- GIVEN REQUEST -
In the listing below, how many lines contain the word "JSON"? Please respond with the number only.
:: GIVEN RECORDS
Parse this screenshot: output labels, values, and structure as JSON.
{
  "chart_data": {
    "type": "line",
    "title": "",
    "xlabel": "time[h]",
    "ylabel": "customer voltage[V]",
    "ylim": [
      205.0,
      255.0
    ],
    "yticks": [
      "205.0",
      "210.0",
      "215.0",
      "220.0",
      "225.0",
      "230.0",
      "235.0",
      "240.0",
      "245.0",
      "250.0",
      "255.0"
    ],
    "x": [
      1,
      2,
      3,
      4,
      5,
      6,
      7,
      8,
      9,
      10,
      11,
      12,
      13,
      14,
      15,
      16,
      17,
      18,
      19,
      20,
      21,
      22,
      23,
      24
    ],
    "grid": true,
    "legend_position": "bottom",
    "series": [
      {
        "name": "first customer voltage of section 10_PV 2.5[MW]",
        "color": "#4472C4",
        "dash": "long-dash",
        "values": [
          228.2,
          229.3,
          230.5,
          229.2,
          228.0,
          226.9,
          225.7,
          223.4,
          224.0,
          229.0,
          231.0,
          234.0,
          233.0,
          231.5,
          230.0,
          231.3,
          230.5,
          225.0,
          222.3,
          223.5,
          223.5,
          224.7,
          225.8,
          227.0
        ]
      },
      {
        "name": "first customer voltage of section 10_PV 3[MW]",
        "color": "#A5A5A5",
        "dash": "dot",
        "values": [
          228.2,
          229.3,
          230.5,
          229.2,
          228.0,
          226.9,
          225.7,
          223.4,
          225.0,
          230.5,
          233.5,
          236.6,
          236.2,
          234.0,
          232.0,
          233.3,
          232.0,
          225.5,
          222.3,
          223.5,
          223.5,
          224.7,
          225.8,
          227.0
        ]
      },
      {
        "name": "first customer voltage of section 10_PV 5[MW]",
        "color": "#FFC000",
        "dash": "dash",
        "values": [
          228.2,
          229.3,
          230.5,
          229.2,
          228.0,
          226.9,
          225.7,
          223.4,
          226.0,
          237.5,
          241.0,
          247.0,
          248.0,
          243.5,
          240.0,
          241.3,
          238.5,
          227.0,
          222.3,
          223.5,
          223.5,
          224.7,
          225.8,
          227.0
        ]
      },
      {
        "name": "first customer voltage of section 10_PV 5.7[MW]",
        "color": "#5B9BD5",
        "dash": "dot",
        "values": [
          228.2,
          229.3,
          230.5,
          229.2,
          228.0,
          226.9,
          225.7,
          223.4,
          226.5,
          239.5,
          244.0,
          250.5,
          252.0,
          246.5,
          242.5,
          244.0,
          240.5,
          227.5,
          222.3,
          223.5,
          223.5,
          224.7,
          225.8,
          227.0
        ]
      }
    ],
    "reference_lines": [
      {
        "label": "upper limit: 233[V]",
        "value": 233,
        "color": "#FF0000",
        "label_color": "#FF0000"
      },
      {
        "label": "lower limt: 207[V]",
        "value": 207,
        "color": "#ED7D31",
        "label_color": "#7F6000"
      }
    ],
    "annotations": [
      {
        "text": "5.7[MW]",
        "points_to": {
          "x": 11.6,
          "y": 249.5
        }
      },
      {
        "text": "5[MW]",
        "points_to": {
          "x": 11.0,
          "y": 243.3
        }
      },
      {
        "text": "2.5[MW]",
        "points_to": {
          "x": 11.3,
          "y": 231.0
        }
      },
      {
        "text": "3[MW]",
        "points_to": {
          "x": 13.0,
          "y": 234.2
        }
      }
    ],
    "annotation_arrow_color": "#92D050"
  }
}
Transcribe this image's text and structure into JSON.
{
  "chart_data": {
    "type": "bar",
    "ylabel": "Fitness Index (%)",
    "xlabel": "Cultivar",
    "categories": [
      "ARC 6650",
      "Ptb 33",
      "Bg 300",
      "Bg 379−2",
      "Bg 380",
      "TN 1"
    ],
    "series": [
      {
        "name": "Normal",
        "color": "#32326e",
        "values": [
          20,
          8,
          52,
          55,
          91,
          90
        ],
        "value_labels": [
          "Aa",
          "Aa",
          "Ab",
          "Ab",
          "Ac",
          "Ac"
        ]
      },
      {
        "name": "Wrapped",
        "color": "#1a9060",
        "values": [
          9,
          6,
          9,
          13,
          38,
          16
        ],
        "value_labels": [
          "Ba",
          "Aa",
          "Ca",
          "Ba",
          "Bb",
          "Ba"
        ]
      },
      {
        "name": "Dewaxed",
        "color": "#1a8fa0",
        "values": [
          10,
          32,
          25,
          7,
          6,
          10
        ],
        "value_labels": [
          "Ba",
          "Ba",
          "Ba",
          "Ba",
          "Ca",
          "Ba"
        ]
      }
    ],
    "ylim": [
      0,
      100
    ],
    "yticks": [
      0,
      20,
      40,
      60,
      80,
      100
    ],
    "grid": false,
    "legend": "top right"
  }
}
::::
- COMPLETE ANSWER -
2